# WHAT YOU HAVE TO DO
Below, find each line holding "Corrected" and state how many there are, using the number alone.

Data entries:
======

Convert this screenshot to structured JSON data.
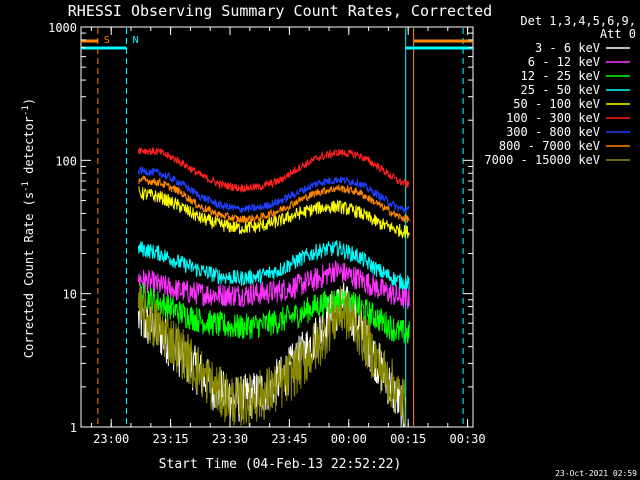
{
  "chart_data": {
    "type": "line",
    "title": "RHESSI Observing Summary Count Rates, Corrected",
    "xlabel": "Start Time (04-Feb-13 22:52:22)",
    "ylabel_prefix": "Corrected Count Rate (s",
    "ylabel_sup1": "-1",
    "ylabel_mid": " detector",
    "ylabel_sup2": "-1",
    "ylabel_suffix": ")",
    "yscale": "log",
    "ylim": [
      1,
      1000
    ],
    "x_unit": "minutes after 22:52:22",
    "xlim": [
      0,
      99
    ],
    "x_ticks": [
      {
        "label": "23:00",
        "value": 7.63
      },
      {
        "label": "23:15",
        "value": 22.63
      },
      {
        "label": "23:30",
        "value": 37.63
      },
      {
        "label": "23:45",
        "value": 52.63
      },
      {
        "label": "00:00",
        "value": 67.63
      },
      {
        "label": "00:15",
        "value": 82.63
      },
      {
        "label": "00:30",
        "value": 97.63
      }
    ],
    "y_ticks": [
      {
        "label": "1",
        "value": 1
      },
      {
        "label": "10",
        "value": 10
      },
      {
        "label": "100",
        "value": 100
      },
      {
        "label": "1000",
        "value": 1000
      }
    ],
    "legend": {
      "header1": "Det 1,3,4,5,6,9,",
      "header2": "Att 0",
      "placement": "right"
    },
    "series": [
      {
        "name": "3 - 6 keV",
        "color": "#ffffff",
        "x": [
          14.5,
          20,
          25,
          30,
          35,
          40,
          45,
          50,
          55,
          60,
          63,
          66,
          70,
          75,
          80,
          82
        ],
        "y": [
          6.5,
          5.0,
          3.5,
          2.5,
          1.8,
          1.6,
          1.8,
          2.2,
          3.2,
          5.0,
          7.0,
          8.5,
          6.0,
          3.0,
          1.6,
          1.2
        ]
      },
      {
        "name": "6 - 12 keV",
        "color": "#ff33ff",
        "x": [
          14.5,
          20,
          25,
          30,
          35,
          40,
          45,
          50,
          55,
          60,
          64,
          67,
          70,
          75,
          80,
          83
        ],
        "y": [
          13,
          11.5,
          10.5,
          10,
          9.8,
          9.8,
          10,
          10.5,
          11.5,
          13,
          15,
          14,
          13,
          11,
          9.5,
          9
        ]
      },
      {
        "name": "12 - 25 keV",
        "color": "#00ff00",
        "x": [
          14.5,
          20,
          25,
          30,
          35,
          40,
          45,
          50,
          55,
          60,
          65,
          70,
          75,
          80,
          83
        ],
        "y": [
          10,
          8.5,
          7.2,
          6.3,
          5.8,
          5.6,
          5.8,
          6.2,
          7.0,
          8.2,
          9.0,
          8.0,
          6.5,
          5.2,
          5.0
        ]
      },
      {
        "name": "25 - 50 keV",
        "color": "#00ffff",
        "x": [
          14.5,
          20,
          25,
          30,
          35,
          40,
          45,
          50,
          55,
          60,
          65,
          70,
          75,
          80,
          83
        ],
        "y": [
          22,
          20,
          17,
          15,
          13.5,
          13,
          13.5,
          15,
          18,
          21,
          22,
          19,
          15,
          12.5,
          12
        ]
      },
      {
        "name": "50 - 100 keV",
        "color": "#ffff00",
        "x": [
          14.5,
          20,
          25,
          30,
          35,
          40,
          45,
          50,
          55,
          60,
          65,
          70,
          75,
          80,
          83
        ],
        "y": [
          57,
          53,
          45,
          37,
          33,
          31,
          32,
          35,
          40,
          44,
          45,
          41,
          34,
          30,
          29
        ]
      },
      {
        "name": "100 - 300 keV",
        "color": "#ff2020",
        "x": [
          14.5,
          20,
          25,
          30,
          35,
          40,
          45,
          50,
          55,
          60,
          65,
          70,
          75,
          80,
          83
        ],
        "y": [
          120,
          115,
          98,
          78,
          66,
          62,
          63,
          70,
          88,
          105,
          115,
          110,
          90,
          70,
          65
        ]
      },
      {
        "name": "300 - 800 keV",
        "color": "#2040ff",
        "x": [
          14.5,
          20,
          25,
          30,
          35,
          40,
          45,
          50,
          55,
          60,
          65,
          70,
          75,
          80,
          83
        ],
        "y": [
          84,
          80,
          68,
          54,
          46,
          43,
          44,
          49,
          58,
          68,
          72,
          68,
          55,
          44,
          42
        ]
      },
      {
        "name": "800 - 7000 keV",
        "color": "#ff8800",
        "x": [
          14.5,
          20,
          25,
          30,
          35,
          40,
          45,
          50,
          55,
          60,
          65,
          70,
          75,
          80,
          83
        ],
        "y": [
          72,
          68,
          58,
          45,
          39,
          36,
          37,
          42,
          50,
          58,
          62,
          58,
          47,
          38,
          36
        ]
      },
      {
        "name": "7000 - 15000 keV",
        "color": "#888800",
        "x": [
          14.5,
          20,
          25,
          30,
          35,
          40,
          45,
          50,
          55,
          60,
          63,
          66,
          70,
          75,
          80,
          82
        ],
        "y": [
          7.5,
          5.5,
          3.8,
          2.6,
          1.8,
          1.5,
          1.7,
          2.0,
          2.8,
          4.2,
          6.0,
          7.5,
          5.5,
          3.0,
          1.8,
          1.5
        ]
      }
    ],
    "markers": [
      {
        "label": "S",
        "color": "#ff8800",
        "x": 4.25,
        "style": "dashed"
      },
      {
        "label": "N",
        "color": "#00ffff",
        "x": 11.5,
        "style": "dashed"
      },
      {
        "label": "",
        "color": "#00ffff",
        "x": 82.0,
        "style": "solid"
      },
      {
        "label": "",
        "color": "#ff8800",
        "x": 84.0,
        "style": "solid"
      },
      {
        "label": "",
        "color": "#00ffff",
        "x": 96.5,
        "style": "dashed"
      }
    ],
    "bars": [
      {
        "color": "#ff8800",
        "x0": 0,
        "x1": 4.25
      },
      {
        "color": "#00ffff",
        "x0": 0,
        "x1": 11.5
      },
      {
        "color": "#ff8800",
        "x0": 84.0,
        "x1": 99
      },
      {
        "color": "#00ffff",
        "x0": 82.0,
        "x1": 99
      }
    ],
    "timestamp": "23-Oct-2021 02:59"
  }
}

======

# EXERCISE RESPONSE
2